--- START Records for the exercise ---

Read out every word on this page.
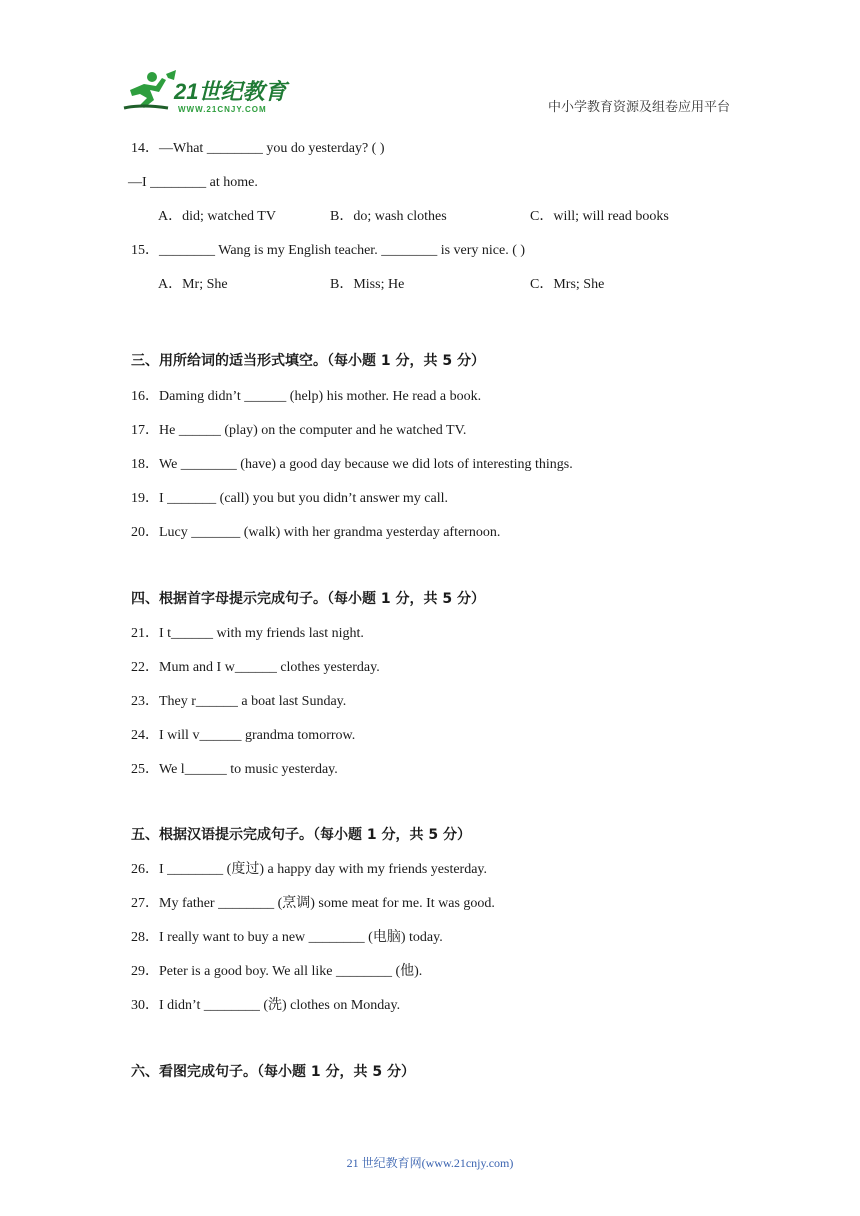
21世纪教育
WWW.21CNJY.COM	中小学教育资源及组卷应用平台
14．—What ________ you do yesterday? ( )
—I ________ at home.
A．did; watched TV	B．do; wash clothes	C．will; will read books
15．________ Wang is my English teacher. ________ is very nice. ( )
A．Mr; She	B．Miss; He	C．Mrs; She
三、用所给词的适当形式填空。（每小题 1 分，共 5 分）
16．Daming didn’t ______ (help) his mother. He read a book.
17．He ______ (play) on the computer and he watched TV.
18．We ________ (have) a good day because we did lots of interesting things.
19．I _______ (call) you but you didn’t answer my call.
20．Lucy _______ (walk) with her grandma yesterday afternoon.
四、根据首字母提示完成句子。（每小题 1 分，共 5 分）
21．I t______ with my friends last night.
22．Mum and I w______ clothes yesterday.
23．They r______ a boat last Sunday.
24．I will v______ grandma tomorrow.
25．We l______ to music yesterday.
五、根据汉语提示完成句子。（每小题 1 分，共 5 分）
26．I ________ (度过) a happy day with my friends yesterday.
27．My father ________ (烹调) some meat for me. It was good.
28．I really want to buy a new ________ (电脑) today.
29．Peter is a good boy. We all like ________ (他).
30．I didn’t ________ (洗) clothes on Monday.
六、看图完成句子。（每小题 1 分，共 5 分）
21 世纪教育网(www.21cnjy.com)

--- END Records for the exercise ---

*Problem to work on:* Read through the entries and copy every line that includes "last".

*Task answer:*
21．I t______ with my friends last night.
23．They r______ a boat last Sunday.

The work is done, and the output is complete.